* _Work instructions_
Gather up every line from the entries below that uses the word "tailles".

(Figure data in JSON)
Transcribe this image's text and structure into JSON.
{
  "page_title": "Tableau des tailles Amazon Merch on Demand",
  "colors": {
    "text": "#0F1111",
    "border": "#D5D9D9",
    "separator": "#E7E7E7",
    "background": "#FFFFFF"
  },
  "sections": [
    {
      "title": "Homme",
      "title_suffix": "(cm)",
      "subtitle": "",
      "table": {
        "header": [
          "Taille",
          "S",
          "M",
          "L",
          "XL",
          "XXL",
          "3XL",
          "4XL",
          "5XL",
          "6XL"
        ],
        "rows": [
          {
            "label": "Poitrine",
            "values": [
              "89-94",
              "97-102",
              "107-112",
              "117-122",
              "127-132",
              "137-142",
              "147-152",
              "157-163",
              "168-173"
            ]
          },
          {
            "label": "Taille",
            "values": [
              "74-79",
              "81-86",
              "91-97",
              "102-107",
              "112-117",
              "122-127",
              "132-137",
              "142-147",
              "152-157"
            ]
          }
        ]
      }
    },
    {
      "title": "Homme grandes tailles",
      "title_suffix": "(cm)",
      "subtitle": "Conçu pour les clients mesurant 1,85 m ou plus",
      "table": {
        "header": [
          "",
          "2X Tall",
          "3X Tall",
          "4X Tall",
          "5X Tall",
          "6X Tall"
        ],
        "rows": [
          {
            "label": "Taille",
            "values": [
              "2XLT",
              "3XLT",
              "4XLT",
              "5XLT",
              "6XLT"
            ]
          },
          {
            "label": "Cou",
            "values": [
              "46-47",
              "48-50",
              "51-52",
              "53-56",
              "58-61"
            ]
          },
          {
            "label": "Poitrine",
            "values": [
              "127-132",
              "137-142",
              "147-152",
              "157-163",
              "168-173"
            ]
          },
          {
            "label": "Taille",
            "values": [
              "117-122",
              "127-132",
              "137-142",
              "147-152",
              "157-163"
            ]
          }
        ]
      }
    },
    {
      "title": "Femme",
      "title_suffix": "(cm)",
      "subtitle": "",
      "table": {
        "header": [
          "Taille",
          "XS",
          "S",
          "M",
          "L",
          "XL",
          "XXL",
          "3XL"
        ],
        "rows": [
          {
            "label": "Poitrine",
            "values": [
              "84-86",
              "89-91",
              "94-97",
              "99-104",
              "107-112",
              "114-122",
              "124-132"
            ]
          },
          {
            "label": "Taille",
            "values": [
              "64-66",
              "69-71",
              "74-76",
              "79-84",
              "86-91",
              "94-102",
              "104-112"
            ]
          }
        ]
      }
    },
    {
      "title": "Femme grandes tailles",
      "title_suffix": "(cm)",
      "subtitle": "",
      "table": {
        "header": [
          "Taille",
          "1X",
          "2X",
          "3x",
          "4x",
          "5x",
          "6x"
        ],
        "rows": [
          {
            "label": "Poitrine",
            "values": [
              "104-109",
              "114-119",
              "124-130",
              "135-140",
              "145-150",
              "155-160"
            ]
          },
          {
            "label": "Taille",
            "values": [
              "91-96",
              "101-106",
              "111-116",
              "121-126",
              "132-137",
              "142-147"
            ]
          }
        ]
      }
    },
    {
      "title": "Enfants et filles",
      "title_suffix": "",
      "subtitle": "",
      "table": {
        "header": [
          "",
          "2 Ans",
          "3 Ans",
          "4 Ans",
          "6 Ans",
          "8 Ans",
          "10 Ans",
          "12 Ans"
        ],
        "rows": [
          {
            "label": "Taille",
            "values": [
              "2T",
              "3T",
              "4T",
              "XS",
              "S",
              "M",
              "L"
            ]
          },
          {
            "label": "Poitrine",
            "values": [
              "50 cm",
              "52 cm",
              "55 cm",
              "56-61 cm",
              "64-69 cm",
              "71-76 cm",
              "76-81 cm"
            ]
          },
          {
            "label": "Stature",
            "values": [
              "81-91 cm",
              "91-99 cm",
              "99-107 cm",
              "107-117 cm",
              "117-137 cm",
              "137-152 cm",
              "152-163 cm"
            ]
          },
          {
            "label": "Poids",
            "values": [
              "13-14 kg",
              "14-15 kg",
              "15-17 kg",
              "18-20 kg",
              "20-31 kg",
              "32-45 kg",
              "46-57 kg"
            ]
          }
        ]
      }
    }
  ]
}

* _Full answer_
  "page_title": "Tableau des tailles Amazon Merch on Demand",
      "title": "Homme grandes tailles",
      "title": "Femme grandes tailles",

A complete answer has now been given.